→ Quoted passage
The expanding spectrum of hemophagocytic lymphohistiocytosis

Purpose of review Hemophagocytic lymphohistiocytosis (HLH) is more widely recognized by clinicians. No longer viewed as a disorder of young children, adult patients are now being identified and treated. In this review, I summarize clinical features of patients with recently identified genetic causes, discuss a new paradigm for understanding the clinical evolution of HLH, and update current results with hematopoietic cell transplantation. Recent findings The list of genetic defects underlying HLH continues to grow. Among the autosomal recessive defects underlying HLH, we add STX11 (Syntaxin 11) - a snare protein, and MUNC18-2 (also known as STXBP2 - Syntaxin-binding protein). These two proteins now join MUNC 13-4 as components of the degranulation machinery in cytotoxic lymphocytes, responsible for the delivery of Perforin and Granzyme B to selectively kill target cells. The mechanism of action in the newest X-linked disorder associated with HLH, XIAP deficiency (also termed XLP 2), is currently unknown. Treatment of HLH has also improved in recent years, at least in experienced centers where a significant number of patients are seen. Clinicians who are familiar with the dynamic evolution of the disease are learning how to modify treatment when initial or continuation therapy fails to achieve a stable clinical status, preferably clinical remission. Use of reduced intensity conditioning protocols pretransplant has resulted in superior short-term and long-term survival rates of greater than 85%. Summary Substantial progress continues to be made in exploring the complex cause and pathophysiology of HLH. Hand in hand, a greater recognition of the condition has led to improved treatments.

[Document layout analysis data]

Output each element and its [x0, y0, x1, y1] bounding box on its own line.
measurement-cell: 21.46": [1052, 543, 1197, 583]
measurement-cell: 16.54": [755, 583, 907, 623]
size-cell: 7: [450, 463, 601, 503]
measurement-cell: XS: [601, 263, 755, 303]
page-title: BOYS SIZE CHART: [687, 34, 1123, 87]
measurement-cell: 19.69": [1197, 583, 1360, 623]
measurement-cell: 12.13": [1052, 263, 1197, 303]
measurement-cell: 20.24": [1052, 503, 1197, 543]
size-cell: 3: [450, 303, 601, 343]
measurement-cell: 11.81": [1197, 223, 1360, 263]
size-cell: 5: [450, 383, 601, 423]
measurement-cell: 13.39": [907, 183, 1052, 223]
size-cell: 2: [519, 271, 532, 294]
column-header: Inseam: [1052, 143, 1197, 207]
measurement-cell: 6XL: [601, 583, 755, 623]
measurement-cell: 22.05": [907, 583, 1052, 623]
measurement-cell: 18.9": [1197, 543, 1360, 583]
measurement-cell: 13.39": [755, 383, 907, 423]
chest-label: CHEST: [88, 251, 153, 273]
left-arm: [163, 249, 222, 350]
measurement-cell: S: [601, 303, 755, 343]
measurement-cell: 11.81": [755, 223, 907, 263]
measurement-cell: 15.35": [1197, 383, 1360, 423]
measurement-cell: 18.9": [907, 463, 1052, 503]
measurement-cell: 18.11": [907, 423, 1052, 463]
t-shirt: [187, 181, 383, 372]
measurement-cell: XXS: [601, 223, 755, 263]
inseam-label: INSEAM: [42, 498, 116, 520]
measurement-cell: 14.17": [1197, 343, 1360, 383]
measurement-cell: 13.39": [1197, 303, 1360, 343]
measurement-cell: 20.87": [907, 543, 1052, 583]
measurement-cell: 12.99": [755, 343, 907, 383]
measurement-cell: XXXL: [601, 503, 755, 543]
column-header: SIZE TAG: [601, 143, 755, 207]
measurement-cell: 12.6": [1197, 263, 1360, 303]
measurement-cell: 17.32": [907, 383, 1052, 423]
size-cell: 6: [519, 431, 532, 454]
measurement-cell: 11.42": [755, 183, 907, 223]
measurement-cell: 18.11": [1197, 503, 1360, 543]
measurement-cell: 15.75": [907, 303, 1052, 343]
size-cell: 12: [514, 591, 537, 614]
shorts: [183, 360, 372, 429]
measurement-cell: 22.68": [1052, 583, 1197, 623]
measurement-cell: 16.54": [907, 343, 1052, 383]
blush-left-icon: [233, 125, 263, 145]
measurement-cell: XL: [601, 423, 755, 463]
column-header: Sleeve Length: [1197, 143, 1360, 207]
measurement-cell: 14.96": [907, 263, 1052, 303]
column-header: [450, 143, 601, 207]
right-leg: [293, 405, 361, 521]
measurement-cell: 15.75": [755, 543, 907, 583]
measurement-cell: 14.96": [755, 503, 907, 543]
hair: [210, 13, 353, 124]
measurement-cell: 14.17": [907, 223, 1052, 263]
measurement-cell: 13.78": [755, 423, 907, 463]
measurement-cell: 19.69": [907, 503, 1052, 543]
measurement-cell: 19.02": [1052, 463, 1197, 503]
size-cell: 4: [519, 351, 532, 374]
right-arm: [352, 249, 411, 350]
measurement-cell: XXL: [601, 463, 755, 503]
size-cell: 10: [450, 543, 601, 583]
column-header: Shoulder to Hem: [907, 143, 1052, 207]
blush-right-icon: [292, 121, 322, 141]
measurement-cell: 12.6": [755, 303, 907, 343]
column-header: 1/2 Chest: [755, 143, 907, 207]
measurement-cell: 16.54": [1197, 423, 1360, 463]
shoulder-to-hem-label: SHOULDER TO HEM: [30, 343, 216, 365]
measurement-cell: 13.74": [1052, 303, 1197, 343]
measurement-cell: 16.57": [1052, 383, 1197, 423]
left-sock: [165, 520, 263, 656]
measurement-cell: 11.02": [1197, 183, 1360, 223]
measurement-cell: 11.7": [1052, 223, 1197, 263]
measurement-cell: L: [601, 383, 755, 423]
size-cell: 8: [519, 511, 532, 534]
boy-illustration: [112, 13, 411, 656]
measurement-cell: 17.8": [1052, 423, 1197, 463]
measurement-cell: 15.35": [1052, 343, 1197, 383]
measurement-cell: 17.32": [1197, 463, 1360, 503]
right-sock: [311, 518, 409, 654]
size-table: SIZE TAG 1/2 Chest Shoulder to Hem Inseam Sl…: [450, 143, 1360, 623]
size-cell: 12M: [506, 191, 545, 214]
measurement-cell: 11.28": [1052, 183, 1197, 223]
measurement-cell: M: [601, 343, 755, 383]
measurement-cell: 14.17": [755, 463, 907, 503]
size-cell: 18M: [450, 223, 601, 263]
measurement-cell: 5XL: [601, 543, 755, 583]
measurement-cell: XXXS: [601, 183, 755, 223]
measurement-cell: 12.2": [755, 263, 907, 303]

→ Task to carry out
Answer these questions about the HLH review:
(a) What kind of protein is STX11 (Syntaxin 11) described as?
(b) What is the newest X-linked disorder associated with HLH?
(c) What survival rates have reduced intensity conditioning protocols pretransplant produced?

→ Exercise result
(a) A snare protein.
(b) XIAP deficiency, also termed XLP 2.
(c) Short-term and long-term survival rates of greater than 85%.